* _WHAT YOU SHOULD DO_:
How many lines of these entries hold the string "eran"? Reply with the number alone.

* _EXTRACTED INFORMATION_:
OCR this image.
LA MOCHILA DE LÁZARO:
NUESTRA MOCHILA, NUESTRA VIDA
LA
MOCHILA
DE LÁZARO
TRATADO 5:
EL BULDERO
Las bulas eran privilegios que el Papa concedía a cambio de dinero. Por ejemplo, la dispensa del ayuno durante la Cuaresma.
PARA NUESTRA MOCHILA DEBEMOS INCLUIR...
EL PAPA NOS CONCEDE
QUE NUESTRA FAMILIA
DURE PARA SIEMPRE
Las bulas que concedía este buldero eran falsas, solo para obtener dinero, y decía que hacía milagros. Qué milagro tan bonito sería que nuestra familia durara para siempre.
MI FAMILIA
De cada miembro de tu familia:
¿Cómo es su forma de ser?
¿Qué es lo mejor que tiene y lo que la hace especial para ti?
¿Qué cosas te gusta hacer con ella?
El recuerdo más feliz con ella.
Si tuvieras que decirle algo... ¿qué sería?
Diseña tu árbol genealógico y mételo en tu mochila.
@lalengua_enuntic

==

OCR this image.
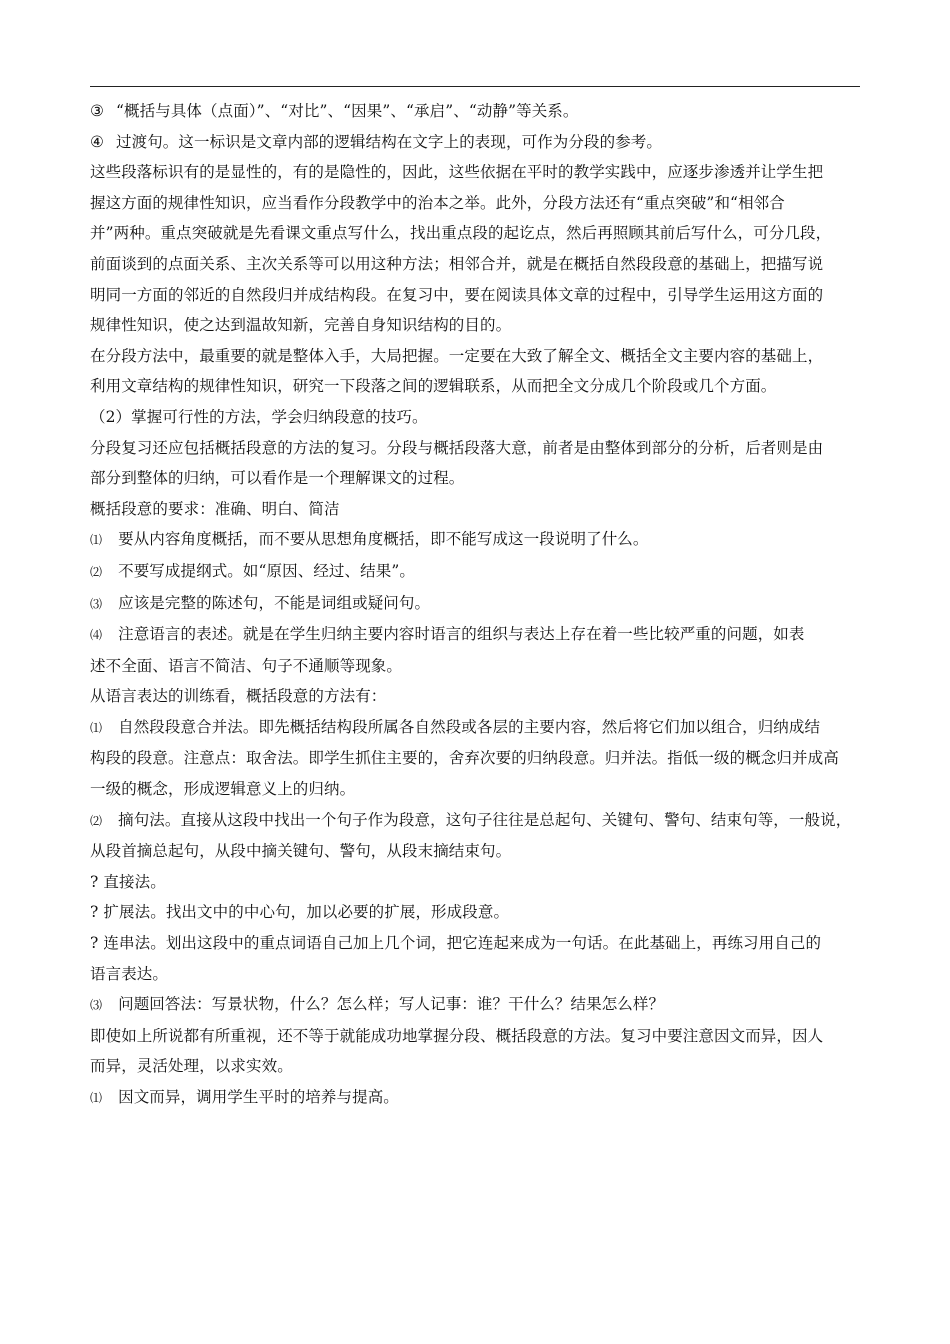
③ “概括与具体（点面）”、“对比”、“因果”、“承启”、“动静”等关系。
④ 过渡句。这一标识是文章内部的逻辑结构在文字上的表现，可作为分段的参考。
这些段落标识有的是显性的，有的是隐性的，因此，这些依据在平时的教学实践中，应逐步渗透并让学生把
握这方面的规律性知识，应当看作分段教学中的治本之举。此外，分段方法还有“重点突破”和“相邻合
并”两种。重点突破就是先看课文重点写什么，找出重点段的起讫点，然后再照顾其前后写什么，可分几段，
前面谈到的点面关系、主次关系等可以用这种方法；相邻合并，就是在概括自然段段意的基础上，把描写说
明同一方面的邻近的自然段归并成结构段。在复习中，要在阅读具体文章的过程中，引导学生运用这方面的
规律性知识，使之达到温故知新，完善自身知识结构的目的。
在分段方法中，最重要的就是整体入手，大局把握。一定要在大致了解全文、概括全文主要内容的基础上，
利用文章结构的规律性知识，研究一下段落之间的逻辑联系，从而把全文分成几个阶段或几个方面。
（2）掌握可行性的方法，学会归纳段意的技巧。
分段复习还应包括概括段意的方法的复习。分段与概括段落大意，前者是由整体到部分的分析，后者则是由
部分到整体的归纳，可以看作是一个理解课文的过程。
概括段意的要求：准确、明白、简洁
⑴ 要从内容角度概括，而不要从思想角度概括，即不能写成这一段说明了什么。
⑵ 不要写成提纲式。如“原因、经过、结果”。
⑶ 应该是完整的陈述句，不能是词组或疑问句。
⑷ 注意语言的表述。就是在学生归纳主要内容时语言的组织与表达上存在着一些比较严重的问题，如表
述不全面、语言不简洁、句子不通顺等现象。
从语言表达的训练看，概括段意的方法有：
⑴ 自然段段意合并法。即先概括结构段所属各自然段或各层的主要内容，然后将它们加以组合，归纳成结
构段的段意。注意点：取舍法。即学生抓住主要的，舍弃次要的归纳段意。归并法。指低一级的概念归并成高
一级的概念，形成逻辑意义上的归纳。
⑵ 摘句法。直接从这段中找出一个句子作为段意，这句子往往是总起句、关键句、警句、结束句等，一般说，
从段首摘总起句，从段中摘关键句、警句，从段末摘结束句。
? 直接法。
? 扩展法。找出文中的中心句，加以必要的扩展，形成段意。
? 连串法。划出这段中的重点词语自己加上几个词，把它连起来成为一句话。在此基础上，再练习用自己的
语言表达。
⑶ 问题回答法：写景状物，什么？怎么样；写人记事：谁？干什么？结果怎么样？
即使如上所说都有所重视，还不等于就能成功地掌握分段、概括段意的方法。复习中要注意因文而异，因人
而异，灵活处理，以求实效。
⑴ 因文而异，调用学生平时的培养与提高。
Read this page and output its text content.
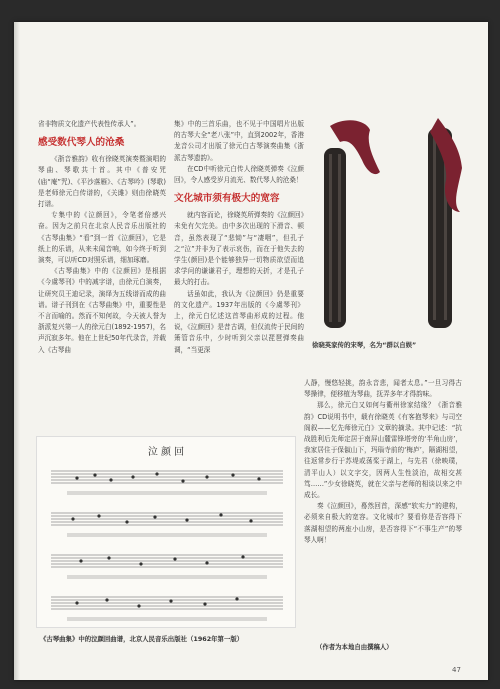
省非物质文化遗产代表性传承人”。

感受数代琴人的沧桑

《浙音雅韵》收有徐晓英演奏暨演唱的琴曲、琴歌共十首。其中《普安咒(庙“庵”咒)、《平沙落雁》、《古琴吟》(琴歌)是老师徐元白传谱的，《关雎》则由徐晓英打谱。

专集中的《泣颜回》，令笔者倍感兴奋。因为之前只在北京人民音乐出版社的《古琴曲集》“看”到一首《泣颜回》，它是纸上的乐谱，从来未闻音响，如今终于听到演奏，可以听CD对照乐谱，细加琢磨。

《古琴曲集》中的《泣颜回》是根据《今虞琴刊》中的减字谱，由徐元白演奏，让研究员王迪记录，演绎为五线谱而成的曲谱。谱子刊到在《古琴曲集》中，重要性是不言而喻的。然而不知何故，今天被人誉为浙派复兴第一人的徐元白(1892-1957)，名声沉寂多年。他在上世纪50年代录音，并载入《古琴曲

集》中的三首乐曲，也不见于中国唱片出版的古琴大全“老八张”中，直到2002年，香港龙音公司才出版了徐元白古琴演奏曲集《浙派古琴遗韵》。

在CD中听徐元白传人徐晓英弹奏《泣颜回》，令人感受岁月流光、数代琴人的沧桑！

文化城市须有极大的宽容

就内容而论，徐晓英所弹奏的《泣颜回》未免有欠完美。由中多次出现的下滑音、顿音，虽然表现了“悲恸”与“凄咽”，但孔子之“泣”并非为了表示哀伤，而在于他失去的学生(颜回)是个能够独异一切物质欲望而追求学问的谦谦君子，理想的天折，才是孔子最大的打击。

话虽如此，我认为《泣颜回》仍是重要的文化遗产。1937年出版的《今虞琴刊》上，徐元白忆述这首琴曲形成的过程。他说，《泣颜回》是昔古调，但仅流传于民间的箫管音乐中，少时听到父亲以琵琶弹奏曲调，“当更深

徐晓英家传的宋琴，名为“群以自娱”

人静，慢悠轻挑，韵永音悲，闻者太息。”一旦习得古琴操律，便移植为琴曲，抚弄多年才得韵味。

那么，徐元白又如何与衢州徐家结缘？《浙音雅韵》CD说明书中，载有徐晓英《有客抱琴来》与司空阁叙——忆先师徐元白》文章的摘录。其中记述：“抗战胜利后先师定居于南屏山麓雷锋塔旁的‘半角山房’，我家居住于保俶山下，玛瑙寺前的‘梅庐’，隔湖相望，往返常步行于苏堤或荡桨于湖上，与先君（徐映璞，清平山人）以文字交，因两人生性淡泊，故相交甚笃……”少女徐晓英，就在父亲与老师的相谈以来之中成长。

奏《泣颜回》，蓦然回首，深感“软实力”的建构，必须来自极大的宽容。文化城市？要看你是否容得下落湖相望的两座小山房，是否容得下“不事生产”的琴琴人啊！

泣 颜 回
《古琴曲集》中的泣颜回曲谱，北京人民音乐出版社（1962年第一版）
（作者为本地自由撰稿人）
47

---

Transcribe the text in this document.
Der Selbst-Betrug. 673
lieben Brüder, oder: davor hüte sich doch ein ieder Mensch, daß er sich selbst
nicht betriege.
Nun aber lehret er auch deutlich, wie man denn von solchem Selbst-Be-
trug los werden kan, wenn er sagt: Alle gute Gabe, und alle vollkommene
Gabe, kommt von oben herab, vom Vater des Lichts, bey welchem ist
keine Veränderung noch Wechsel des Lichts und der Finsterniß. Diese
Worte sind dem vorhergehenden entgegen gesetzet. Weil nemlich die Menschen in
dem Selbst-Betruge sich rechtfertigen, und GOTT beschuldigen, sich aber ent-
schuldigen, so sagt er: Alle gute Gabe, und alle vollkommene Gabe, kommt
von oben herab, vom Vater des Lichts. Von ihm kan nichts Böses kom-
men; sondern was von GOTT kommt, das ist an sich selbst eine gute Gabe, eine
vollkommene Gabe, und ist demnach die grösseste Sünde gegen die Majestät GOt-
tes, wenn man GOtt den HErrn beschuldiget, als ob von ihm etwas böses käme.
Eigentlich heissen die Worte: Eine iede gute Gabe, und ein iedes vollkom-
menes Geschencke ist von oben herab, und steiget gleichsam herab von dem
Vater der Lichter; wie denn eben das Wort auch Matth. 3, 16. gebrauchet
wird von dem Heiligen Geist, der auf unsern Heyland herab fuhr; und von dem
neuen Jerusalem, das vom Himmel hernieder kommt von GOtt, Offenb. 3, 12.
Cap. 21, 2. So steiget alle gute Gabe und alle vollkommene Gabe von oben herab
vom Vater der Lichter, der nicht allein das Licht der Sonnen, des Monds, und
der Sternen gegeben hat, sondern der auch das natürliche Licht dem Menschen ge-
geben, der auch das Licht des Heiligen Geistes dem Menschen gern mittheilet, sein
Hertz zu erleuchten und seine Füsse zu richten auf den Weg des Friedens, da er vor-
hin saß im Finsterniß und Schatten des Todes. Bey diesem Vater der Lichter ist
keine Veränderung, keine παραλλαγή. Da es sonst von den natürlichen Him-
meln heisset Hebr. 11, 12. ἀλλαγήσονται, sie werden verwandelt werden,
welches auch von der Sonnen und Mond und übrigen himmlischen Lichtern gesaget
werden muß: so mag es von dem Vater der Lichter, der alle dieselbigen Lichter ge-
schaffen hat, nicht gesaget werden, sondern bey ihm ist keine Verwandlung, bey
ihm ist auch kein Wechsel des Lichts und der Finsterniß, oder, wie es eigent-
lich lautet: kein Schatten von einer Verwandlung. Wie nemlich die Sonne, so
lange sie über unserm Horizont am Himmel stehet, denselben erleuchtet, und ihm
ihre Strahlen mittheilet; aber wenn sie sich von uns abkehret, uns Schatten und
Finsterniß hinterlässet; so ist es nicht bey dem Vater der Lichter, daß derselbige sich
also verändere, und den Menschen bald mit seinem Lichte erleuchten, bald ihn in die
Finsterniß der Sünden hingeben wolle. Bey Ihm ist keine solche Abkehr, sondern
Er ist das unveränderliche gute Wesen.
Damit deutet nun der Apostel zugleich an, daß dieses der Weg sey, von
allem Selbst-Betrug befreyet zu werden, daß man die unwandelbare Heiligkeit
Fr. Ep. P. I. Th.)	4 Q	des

* _REPLY TO THE EXERCISE_:
2